### Given instruction
Collect all lines below with the string "allocated".

========

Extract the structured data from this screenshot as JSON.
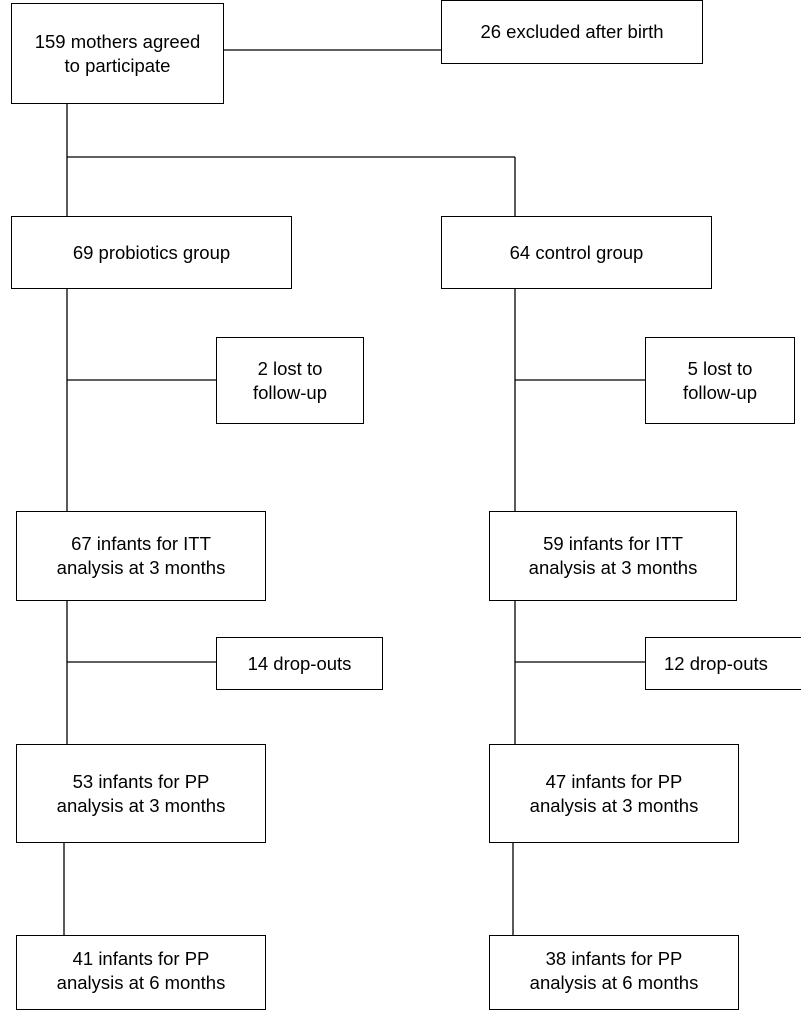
{
  "flowchart": {
    "enrolled": "159 mothers agreed\nto participate",
    "excluded": "26 excluded after birth",
    "probiotics": {
      "allocated": "69 probiotics group",
      "lost": "2 lost to\nfollow-up",
      "itt": "67 infants for ITT\nanalysis at 3 months",
      "dropouts": "14 drop-outs",
      "pp3": "53 infants for PP\nanalysis at 3 months",
      "pp6": "41 infants for PP\nanalysis at 6 months"
    },
    "control": {
      "allocated": "64 control group",
      "lost": "5 lost to\nfollow-up",
      "itt": "59 infants for ITT\nanalysis at 3 months",
      "dropouts": "12 drop-outs",
      "pp3": "47 infants for PP\nanalysis at 3 months",
      "pp6": "38 infants for PP\nanalysis at 6 months"
    }
  }
}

========

### Full solution
      "allocated": "69 probiotics group",
      "allocated": "64 control group",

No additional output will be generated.